[Objective]:
Copy the lines in the records below word for word, leaving out the pictures.
# START OF Records for the task
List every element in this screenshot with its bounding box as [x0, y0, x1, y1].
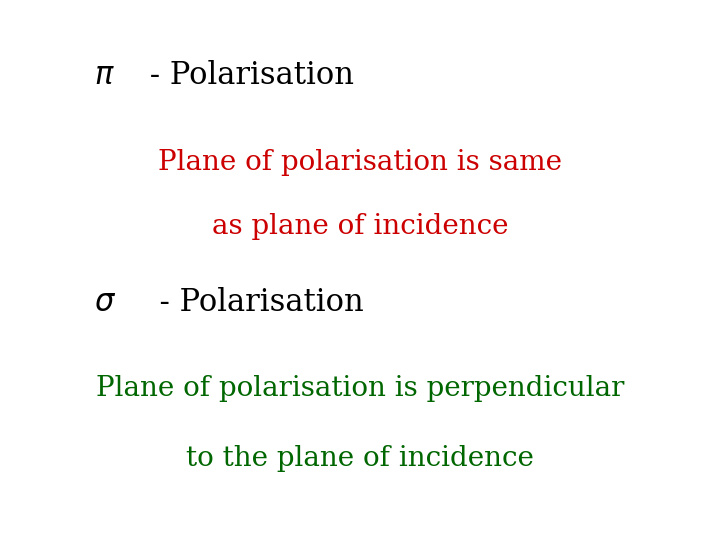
Text: Plane of polarisation is perpendicular: Plane of polarisation is perpendicular: [96, 375, 624, 402]
Text: to the plane of incidence: to the plane of incidence: [186, 446, 534, 472]
Text: - Polarisation: - Polarisation: [140, 287, 364, 318]
Text: as plane of incidence: as plane of incidence: [212, 213, 508, 240]
Text: $\pi$: $\pi$: [94, 60, 114, 91]
Text: $\sigma$: $\sigma$: [94, 287, 116, 318]
Text: - Polarisation: - Polarisation: [140, 60, 354, 91]
Text: Plane of polarisation is same: Plane of polarisation is same: [158, 148, 562, 176]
# END OF Records for the task
[Correct answer]:
List every element in this screenshot with its bounding box as [x0, y0, x1, y1].
Text: Plane of polarisation is perpendicular: Plane of polarisation is perpendicular: [96, 375, 624, 402]
Text: to the plane of incidence: to the plane of incidence: [186, 446, 534, 472]
Text: - Polarisation: - Polarisation: [140, 287, 364, 318]
Text: as plane of incidence: as plane of incidence: [212, 213, 508, 240]
Text: $\pi$: $\pi$: [94, 60, 114, 91]
Text: $\sigma$: $\sigma$: [94, 287, 116, 318]
Text: - Polarisation: - Polarisation: [140, 60, 354, 91]
Text: Plane of polarisation is same: Plane of polarisation is same: [158, 148, 562, 176]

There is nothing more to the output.